▶ **Records from a dataset**:
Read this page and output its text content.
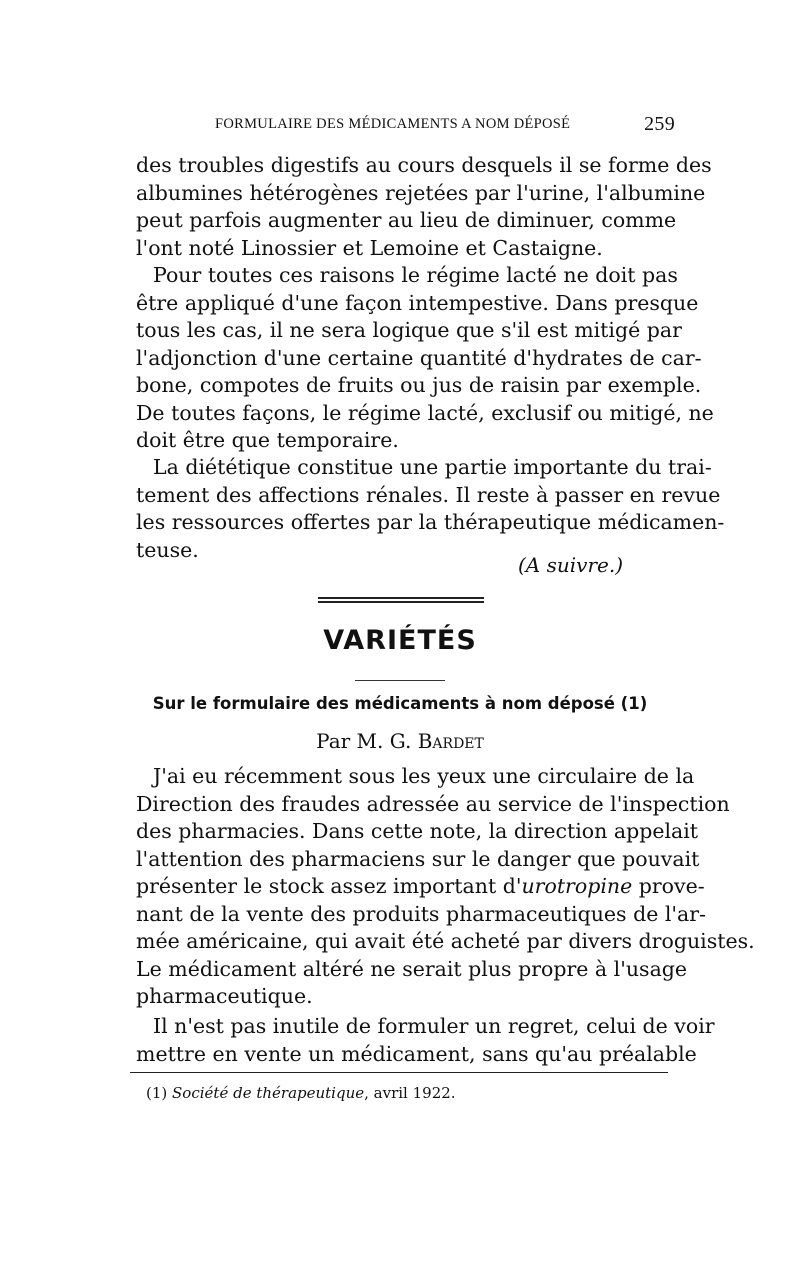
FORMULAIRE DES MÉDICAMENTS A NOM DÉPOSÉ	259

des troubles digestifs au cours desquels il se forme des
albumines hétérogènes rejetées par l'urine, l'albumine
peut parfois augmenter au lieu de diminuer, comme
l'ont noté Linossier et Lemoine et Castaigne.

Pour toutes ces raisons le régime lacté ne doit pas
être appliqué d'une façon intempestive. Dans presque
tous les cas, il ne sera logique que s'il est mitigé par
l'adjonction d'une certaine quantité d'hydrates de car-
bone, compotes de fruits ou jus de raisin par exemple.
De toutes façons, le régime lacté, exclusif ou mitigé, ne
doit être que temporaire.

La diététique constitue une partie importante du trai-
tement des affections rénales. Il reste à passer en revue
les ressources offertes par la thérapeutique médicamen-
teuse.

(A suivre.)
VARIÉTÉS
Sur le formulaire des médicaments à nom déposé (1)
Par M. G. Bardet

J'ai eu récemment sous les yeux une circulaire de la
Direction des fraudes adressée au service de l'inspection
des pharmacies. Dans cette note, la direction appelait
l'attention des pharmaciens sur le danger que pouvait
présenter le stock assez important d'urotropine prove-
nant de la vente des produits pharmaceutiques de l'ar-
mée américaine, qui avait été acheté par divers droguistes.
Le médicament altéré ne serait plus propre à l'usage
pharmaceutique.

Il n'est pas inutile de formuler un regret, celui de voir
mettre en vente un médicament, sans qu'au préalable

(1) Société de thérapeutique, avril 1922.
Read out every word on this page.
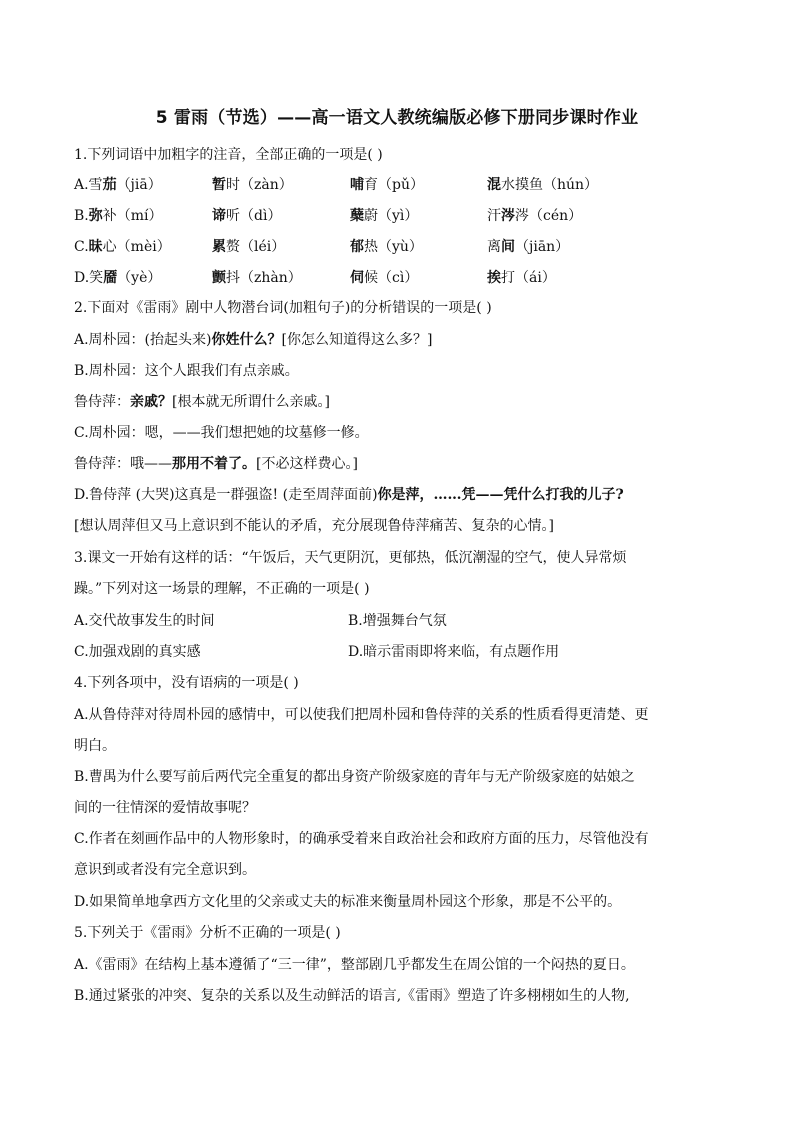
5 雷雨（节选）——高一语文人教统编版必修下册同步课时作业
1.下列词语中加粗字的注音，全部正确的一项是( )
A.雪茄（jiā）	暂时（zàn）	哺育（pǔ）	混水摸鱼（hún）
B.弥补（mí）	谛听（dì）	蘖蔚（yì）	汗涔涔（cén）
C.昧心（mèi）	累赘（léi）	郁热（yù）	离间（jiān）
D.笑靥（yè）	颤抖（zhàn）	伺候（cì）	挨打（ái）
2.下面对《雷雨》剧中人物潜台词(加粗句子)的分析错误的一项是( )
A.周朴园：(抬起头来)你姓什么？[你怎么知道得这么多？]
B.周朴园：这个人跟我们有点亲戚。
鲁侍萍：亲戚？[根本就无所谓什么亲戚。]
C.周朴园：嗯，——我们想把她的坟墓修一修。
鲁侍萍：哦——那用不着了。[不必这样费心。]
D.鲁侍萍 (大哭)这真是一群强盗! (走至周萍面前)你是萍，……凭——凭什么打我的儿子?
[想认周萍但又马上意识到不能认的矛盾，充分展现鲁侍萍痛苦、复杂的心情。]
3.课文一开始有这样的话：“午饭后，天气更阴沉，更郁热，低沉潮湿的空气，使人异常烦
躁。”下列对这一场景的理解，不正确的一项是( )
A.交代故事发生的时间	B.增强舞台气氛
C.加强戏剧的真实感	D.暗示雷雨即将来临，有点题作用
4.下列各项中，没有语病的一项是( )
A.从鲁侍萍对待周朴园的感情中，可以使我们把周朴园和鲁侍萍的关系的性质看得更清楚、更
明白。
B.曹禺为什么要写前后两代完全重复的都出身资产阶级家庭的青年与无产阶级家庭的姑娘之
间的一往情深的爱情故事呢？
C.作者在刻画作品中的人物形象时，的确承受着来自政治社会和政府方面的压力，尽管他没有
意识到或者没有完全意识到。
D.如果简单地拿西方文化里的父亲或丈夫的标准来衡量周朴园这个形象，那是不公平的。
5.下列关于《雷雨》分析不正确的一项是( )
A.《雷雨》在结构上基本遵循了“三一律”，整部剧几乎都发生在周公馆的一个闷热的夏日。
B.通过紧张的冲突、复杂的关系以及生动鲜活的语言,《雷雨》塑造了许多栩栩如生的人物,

▶ **WORK REQUIRED**: Copy every line above that holds the word "thérapeutique".

▶ **RESULT**:
les ressources offertes par la thérapeutique médicamen-
(1) Société de thérapeutique, avril 1922.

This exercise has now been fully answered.